Goal: Copy out every line that contains "activities".

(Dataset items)
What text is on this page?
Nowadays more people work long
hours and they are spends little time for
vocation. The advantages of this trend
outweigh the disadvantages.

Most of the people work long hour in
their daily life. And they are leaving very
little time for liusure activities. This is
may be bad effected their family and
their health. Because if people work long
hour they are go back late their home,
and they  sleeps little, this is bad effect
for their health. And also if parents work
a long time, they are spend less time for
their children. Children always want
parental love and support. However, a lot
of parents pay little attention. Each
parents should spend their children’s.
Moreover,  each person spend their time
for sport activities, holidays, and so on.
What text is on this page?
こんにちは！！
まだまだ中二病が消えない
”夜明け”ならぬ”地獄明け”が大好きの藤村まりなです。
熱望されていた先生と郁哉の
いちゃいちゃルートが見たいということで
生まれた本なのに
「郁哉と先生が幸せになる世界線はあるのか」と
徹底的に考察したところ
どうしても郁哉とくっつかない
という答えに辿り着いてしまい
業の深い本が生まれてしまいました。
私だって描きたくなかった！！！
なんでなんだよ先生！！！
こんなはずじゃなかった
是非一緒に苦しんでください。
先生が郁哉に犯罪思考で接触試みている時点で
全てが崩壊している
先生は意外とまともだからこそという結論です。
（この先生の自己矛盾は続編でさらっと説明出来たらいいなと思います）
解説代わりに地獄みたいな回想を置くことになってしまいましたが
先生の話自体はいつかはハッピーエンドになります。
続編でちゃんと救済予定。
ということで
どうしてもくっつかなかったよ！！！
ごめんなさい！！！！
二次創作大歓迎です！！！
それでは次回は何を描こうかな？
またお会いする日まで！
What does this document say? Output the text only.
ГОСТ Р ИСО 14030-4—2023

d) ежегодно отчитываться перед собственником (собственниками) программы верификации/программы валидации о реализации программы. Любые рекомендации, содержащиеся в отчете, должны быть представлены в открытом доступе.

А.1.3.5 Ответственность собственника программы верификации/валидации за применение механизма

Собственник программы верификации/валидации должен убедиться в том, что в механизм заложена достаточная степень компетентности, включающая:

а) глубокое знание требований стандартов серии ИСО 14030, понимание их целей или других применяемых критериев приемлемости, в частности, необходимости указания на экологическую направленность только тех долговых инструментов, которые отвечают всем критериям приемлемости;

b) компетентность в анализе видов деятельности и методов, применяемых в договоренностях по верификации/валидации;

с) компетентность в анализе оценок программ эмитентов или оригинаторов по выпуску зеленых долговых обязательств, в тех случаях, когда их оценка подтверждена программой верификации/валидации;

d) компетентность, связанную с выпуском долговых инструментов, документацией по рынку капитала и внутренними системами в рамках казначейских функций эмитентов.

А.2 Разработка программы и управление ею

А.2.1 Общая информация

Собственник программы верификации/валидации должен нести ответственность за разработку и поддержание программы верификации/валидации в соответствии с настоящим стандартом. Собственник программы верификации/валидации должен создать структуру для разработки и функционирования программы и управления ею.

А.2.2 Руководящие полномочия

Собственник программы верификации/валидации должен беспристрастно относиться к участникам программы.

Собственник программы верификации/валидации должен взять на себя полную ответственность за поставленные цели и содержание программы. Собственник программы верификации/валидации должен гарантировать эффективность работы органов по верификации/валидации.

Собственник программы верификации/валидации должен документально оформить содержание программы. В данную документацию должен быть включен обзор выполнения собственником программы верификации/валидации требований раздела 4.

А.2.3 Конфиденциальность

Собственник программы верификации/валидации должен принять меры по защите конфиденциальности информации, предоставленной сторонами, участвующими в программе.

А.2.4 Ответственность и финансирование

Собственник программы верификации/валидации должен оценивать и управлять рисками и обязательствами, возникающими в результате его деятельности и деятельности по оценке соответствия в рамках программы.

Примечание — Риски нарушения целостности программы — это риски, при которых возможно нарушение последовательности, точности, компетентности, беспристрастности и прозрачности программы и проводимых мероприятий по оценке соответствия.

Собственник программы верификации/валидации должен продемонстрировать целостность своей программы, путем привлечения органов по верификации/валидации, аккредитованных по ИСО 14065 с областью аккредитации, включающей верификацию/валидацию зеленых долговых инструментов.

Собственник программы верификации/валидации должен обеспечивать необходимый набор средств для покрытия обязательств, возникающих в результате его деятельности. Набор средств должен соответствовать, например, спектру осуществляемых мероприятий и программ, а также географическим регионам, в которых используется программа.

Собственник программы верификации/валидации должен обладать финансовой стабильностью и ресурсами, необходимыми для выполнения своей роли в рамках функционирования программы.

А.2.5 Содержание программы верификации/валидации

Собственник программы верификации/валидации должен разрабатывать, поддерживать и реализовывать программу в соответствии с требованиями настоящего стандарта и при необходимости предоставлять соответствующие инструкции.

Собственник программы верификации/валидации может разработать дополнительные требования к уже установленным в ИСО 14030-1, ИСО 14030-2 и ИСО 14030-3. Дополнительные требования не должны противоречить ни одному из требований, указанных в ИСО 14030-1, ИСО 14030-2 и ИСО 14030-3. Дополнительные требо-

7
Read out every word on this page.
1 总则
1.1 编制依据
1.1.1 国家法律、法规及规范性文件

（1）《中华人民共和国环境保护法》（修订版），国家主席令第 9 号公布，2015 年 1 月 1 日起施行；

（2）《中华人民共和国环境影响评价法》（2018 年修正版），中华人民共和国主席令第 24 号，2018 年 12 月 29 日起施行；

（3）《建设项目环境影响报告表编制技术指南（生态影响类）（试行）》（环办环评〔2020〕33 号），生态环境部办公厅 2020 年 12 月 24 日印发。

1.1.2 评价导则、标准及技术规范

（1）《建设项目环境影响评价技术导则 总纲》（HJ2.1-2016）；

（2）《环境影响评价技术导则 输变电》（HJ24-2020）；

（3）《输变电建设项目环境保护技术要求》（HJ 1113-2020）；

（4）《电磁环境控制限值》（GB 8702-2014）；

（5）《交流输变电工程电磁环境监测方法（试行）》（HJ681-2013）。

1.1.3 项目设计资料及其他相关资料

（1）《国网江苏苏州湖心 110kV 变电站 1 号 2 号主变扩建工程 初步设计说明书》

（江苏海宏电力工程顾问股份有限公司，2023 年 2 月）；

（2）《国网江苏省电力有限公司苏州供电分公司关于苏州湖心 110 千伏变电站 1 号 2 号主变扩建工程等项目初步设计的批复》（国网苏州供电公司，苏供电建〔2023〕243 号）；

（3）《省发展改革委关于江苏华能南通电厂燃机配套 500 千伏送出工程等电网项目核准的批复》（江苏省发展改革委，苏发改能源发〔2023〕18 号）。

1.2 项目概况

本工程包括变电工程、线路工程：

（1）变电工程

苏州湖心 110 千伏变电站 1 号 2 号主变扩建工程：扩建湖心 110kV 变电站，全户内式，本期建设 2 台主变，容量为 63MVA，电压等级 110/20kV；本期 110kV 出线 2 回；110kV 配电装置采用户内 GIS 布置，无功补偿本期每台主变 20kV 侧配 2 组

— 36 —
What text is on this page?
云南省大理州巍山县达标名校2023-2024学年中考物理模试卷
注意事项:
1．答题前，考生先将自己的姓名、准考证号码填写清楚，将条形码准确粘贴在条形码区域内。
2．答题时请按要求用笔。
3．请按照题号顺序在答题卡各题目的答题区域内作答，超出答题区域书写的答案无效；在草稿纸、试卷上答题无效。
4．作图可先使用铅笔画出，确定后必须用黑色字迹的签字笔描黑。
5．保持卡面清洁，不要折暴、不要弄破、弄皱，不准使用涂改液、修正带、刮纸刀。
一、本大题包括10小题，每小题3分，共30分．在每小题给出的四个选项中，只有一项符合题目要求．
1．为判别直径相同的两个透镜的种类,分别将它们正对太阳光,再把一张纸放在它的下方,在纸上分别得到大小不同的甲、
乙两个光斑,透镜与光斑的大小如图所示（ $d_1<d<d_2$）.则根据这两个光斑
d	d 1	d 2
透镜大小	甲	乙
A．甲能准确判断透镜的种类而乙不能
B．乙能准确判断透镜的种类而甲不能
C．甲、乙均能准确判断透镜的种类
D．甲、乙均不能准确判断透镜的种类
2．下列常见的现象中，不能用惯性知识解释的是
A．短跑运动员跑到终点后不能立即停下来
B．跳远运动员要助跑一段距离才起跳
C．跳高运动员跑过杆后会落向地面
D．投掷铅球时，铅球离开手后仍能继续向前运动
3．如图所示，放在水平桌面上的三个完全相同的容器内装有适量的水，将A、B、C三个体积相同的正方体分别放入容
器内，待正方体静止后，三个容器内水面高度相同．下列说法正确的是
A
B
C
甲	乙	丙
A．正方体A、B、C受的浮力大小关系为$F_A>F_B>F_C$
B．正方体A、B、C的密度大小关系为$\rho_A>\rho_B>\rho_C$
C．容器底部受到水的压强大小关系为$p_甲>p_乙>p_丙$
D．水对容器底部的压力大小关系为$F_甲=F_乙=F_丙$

The answer:
little time for liusure activities. This is
for sport activities, holidays, and so on.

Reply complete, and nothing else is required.